WHAT IS EXPECTED –
Among the lines below, how many carry the string "SFGs"? Reply with a number and nothing else.
Start ENTRIES PROVIDED
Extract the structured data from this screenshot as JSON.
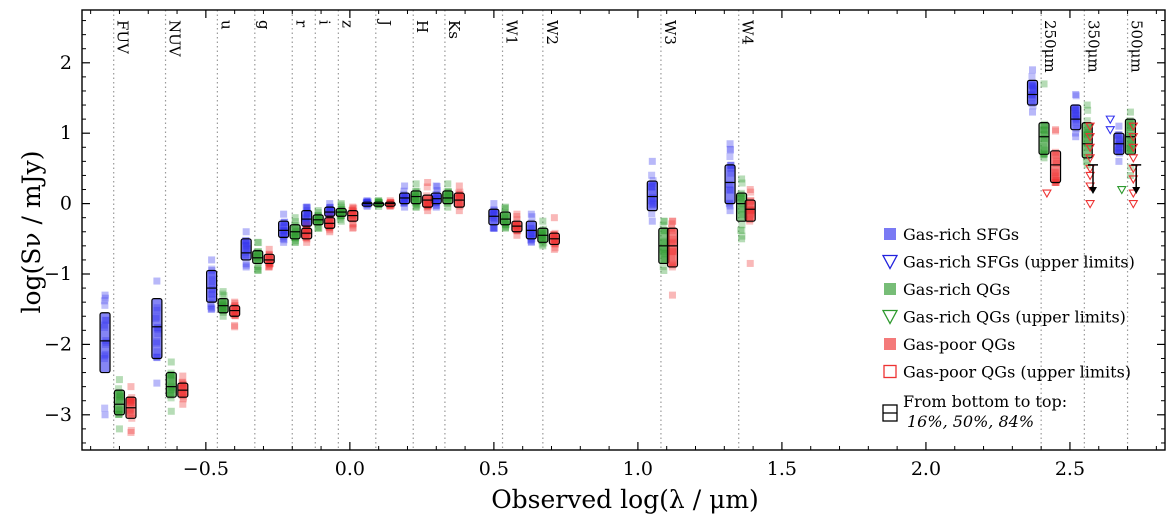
{
  "chart_data": {
    "type": "scatter",
    "xlabel": "Observed log(λ / μm)",
    "ylabel": "log(Sν / mJy)",
    "xlim": [
      -0.93,
      2.83
    ],
    "ylim": [
      -3.5,
      2.75
    ],
    "xticks": [
      -0.5,
      0.0,
      0.5,
      1.0,
      1.5,
      2.0,
      2.5
    ],
    "xtick_labels": [
      "−0.5",
      "0.0",
      "0.5",
      "1.0",
      "1.5",
      "2.0",
      "2.5"
    ],
    "yticks": [
      -3,
      -2,
      -1,
      0,
      1,
      2
    ],
    "ytick_labels": [
      "−3",
      "−2",
      "−1",
      "0",
      "1",
      "2"
    ],
    "bands": [
      {
        "name": "FUV",
        "x": -0.82
      },
      {
        "name": "NUV",
        "x": -0.64
      },
      {
        "name": "u",
        "x": -0.46
      },
      {
        "name": "g",
        "x": -0.33
      },
      {
        "name": "r",
        "x": -0.2
      },
      {
        "name": "i",
        "x": -0.12
      },
      {
        "name": "z",
        "x": -0.04
      },
      {
        "name": "J",
        "x": 0.09
      },
      {
        "name": "H",
        "x": 0.22
      },
      {
        "name": "Ks",
        "x": 0.33
      },
      {
        "name": "W1",
        "x": 0.53
      },
      {
        "name": "W2",
        "x": 0.67
      },
      {
        "name": "W3",
        "x": 1.08
      },
      {
        "name": "W4",
        "x": 1.35
      },
      {
        "name": "250μm",
        "x": 2.4
      },
      {
        "name": "350μm",
        "x": 2.55
      },
      {
        "name": "500μm",
        "x": 2.7
      }
    ],
    "series": [
      {
        "name": "Gas-rich SFGs",
        "color": "#3333ee",
        "points": [
          {
            "x": -0.85,
            "p16": -2.4,
            "p50": -1.95,
            "p84": -1.55,
            "min": -3.0,
            "max": -1.3
          },
          {
            "x": -0.67,
            "p16": -2.2,
            "p50": -1.75,
            "p84": -1.35,
            "min": -2.55,
            "max": -1.1
          },
          {
            "x": -0.48,
            "p16": -1.4,
            "p50": -1.2,
            "p84": -0.95,
            "min": -1.5,
            "max": -0.8
          },
          {
            "x": -0.36,
            "p16": -0.8,
            "p50": -0.7,
            "p84": -0.5,
            "min": -0.9,
            "max": -0.4
          },
          {
            "x": -0.23,
            "p16": -0.48,
            "p50": -0.38,
            "p84": -0.25,
            "min": -0.55,
            "max": -0.15
          },
          {
            "x": -0.15,
            "p16": -0.32,
            "p50": -0.22,
            "p84": -0.1,
            "min": -0.4,
            "max": -0.05
          },
          {
            "x": -0.07,
            "p16": -0.18,
            "p50": -0.12,
            "p84": -0.05,
            "min": -0.25,
            "max": 0.0
          },
          {
            "x": 0.06,
            "p16": -0.02,
            "p50": 0.0,
            "p84": 0.02,
            "min": -0.04,
            "max": 0.04
          },
          {
            "x": 0.19,
            "p16": 0.0,
            "p50": 0.08,
            "p84": 0.15,
            "min": -0.05,
            "max": 0.25
          },
          {
            "x": 0.3,
            "p16": 0.0,
            "p50": 0.07,
            "p84": 0.15,
            "min": -0.05,
            "max": 0.25
          },
          {
            "x": 0.5,
            "p16": -0.3,
            "p50": -0.18,
            "p84": -0.08,
            "min": -0.35,
            "max": 0.0
          },
          {
            "x": 0.63,
            "p16": -0.5,
            "p50": -0.38,
            "p84": -0.25,
            "min": -0.55,
            "max": -0.15
          },
          {
            "x": 1.05,
            "p16": -0.1,
            "p50": 0.1,
            "p84": 0.32,
            "min": -0.25,
            "max": 0.6
          },
          {
            "x": 1.32,
            "p16": 0.0,
            "p50": 0.3,
            "p84": 0.55,
            "min": -0.1,
            "max": 0.85
          },
          {
            "x": 2.37,
            "p16": 1.4,
            "p50": 1.55,
            "p84": 1.75,
            "min": 1.3,
            "max": 1.9
          },
          {
            "x": 2.52,
            "p16": 1.05,
            "p50": 1.2,
            "p84": 1.4,
            "min": 0.95,
            "max": 1.55
          },
          {
            "x": 2.67,
            "p16": 0.7,
            "p50": 0.85,
            "p84": 1.0,
            "min": 0.6,
            "max": 1.1
          }
        ]
      },
      {
        "name": "Gas-rich QGs",
        "color": "#2e9a2e",
        "points": [
          {
            "x": -0.8,
            "p16": -3.0,
            "p50": -2.85,
            "p84": -2.65,
            "min": -3.2,
            "max": -2.5
          },
          {
            "x": -0.62,
            "p16": -2.75,
            "p50": -2.6,
            "p84": -2.4,
            "min": -2.95,
            "max": -2.25
          },
          {
            "x": -0.44,
            "p16": -1.55,
            "p50": -1.45,
            "p84": -1.35,
            "min": -1.6,
            "max": -1.25
          },
          {
            "x": -0.32,
            "p16": -0.85,
            "p50": -0.77,
            "p84": -0.67,
            "min": -0.95,
            "max": -0.55
          },
          {
            "x": -0.19,
            "p16": -0.5,
            "p50": -0.4,
            "p84": -0.3,
            "min": -0.55,
            "max": -0.2
          },
          {
            "x": -0.11,
            "p16": -0.3,
            "p50": -0.23,
            "p84": -0.16,
            "min": -0.35,
            "max": -0.1
          },
          {
            "x": -0.03,
            "p16": -0.18,
            "p50": -0.12,
            "p84": -0.07,
            "min": -0.25,
            "max": 0.0
          },
          {
            "x": 0.1,
            "p16": -0.02,
            "p50": 0.0,
            "p84": 0.02,
            "min": -0.04,
            "max": 0.04
          },
          {
            "x": 0.23,
            "p16": 0.0,
            "p50": 0.1,
            "p84": 0.18,
            "min": -0.05,
            "max": 0.28
          },
          {
            "x": 0.34,
            "p16": 0.0,
            "p50": 0.08,
            "p84": 0.18,
            "min": -0.05,
            "max": 0.28
          },
          {
            "x": 0.54,
            "p16": -0.3,
            "p50": -0.22,
            "p84": -0.12,
            "min": -0.35,
            "max": -0.05
          },
          {
            "x": 0.67,
            "p16": -0.55,
            "p50": -0.45,
            "p84": -0.35,
            "min": -0.6,
            "max": -0.25
          },
          {
            "x": 1.09,
            "p16": -0.85,
            "p50": -0.6,
            "p84": -0.35,
            "min": -0.95,
            "max": -0.25
          },
          {
            "x": 1.36,
            "p16": -0.25,
            "p50": 0.0,
            "p84": 0.15,
            "min": -0.5,
            "max": 0.35
          },
          {
            "x": 2.41,
            "p16": 0.7,
            "p50": 0.95,
            "p84": 1.15,
            "min": 0.65,
            "max": 1.7
          },
          {
            "x": 2.56,
            "p16": 0.65,
            "p50": 0.85,
            "p84": 1.15,
            "min": 0.55,
            "max": 1.4
          },
          {
            "x": 2.71,
            "p16": 0.7,
            "p50": 0.95,
            "p84": 1.2,
            "min": 0.4,
            "max": 1.3
          }
        ]
      },
      {
        "name": "Gas-poor QGs",
        "color": "#ee3333",
        "points": [
          {
            "x": -0.76,
            "p16": -3.05,
            "p50": -2.9,
            "p84": -2.75,
            "min": -3.25,
            "max": -2.6
          },
          {
            "x": -0.58,
            "p16": -2.75,
            "p50": -2.65,
            "p84": -2.55,
            "min": -2.85,
            "max": -2.45
          },
          {
            "x": -0.4,
            "p16": -1.6,
            "p50": -1.52,
            "p84": -1.45,
            "min": -1.75,
            "max": -1.4
          },
          {
            "x": -0.28,
            "p16": -0.85,
            "p50": -0.8,
            "p84": -0.72,
            "min": -0.9,
            "max": -0.65
          },
          {
            "x": -0.15,
            "p16": -0.5,
            "p50": -0.42,
            "p84": -0.35,
            "min": -0.55,
            "max": -0.3
          },
          {
            "x": -0.07,
            "p16": -0.35,
            "p50": -0.28,
            "p84": -0.2,
            "min": -0.4,
            "max": -0.15
          },
          {
            "x": 0.01,
            "p16": -0.25,
            "p50": -0.17,
            "p84": -0.1,
            "min": -0.35,
            "max": -0.05
          },
          {
            "x": 0.14,
            "p16": -0.02,
            "p50": 0.0,
            "p84": 0.02,
            "min": -0.04,
            "max": 0.04
          },
          {
            "x": 0.27,
            "p16": -0.05,
            "p50": 0.05,
            "p84": 0.12,
            "min": -0.1,
            "max": 0.3
          },
          {
            "x": 0.38,
            "p16": -0.05,
            "p50": 0.05,
            "p84": 0.15,
            "min": -0.1,
            "max": 0.25
          },
          {
            "x": 0.58,
            "p16": -0.4,
            "p50": -0.32,
            "p84": -0.25,
            "min": -0.45,
            "max": -0.15
          },
          {
            "x": 0.71,
            "p16": -0.58,
            "p50": -0.5,
            "p84": -0.42,
            "min": -0.65,
            "max": -0.2
          },
          {
            "x": 1.12,
            "p16": -0.9,
            "p50": -0.6,
            "p84": -0.35,
            "min": -1.3,
            "max": -0.25
          },
          {
            "x": 1.39,
            "p16": -0.25,
            "p50": -0.08,
            "p84": 0.05,
            "min": -0.85,
            "max": 0.2
          },
          {
            "x": 2.45,
            "p16": 0.3,
            "p50": 0.55,
            "p84": 0.75,
            "min": 0.3,
            "max": 1.05
          }
        ]
      }
    ],
    "upper_limits": [
      {
        "series": "Gas-rich SFGs",
        "x": 2.64,
        "y": [
          1.2,
          1.05
        ]
      },
      {
        "series": "Gas-rich QGs",
        "x": 2.68,
        "y": [
          0.2
        ]
      },
      {
        "series": "Gas-poor QGs",
        "x": 2.42,
        "y": [
          0.15
        ]
      },
      {
        "series": "Gas-poor QGs",
        "x": 2.57,
        "y": [
          1.1,
          0.95,
          0.8,
          0.65,
          0.5,
          0.4,
          0.25,
          0.0
        ]
      },
      {
        "series": "Gas-poor QGs",
        "x": 2.72,
        "y": [
          1.1,
          0.95,
          0.8,
          0.65,
          0.5,
          0.35,
          0.15,
          0.0
        ]
      }
    ],
    "median_arrows": [
      {
        "x": 2.58,
        "from": 0.55,
        "to": 0.15
      },
      {
        "x": 2.73,
        "from": 0.55,
        "to": 0.15
      }
    ],
    "legend": {
      "position": "lower-right",
      "entries": [
        {
          "label": "Gas-rich SFGs",
          "marker": "filled-square",
          "color": "#3333ee"
        },
        {
          "label": "Gas-rich SFGs (upper limits)",
          "marker": "open-triangle",
          "color": "#2222dd"
        },
        {
          "label": "Gas-rich QGs",
          "marker": "filled-square",
          "color": "#2e9a2e"
        },
        {
          "label": "Gas-rich QGs (upper limits)",
          "marker": "open-triangle",
          "color": "#2e9a2e"
        },
        {
          "label": "Gas-poor QGs",
          "marker": "filled-square",
          "color": "#ee3333"
        },
        {
          "label": "Gas-poor QGs (upper limits)",
          "marker": "open-square",
          "color": "#ee3333"
        }
      ],
      "box_note_line1": "From bottom to top:",
      "box_note_line2": "16%, 50%, 84%"
    }
  }
}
End ENTRIES PROVIDED
FINAL ANSWER –
4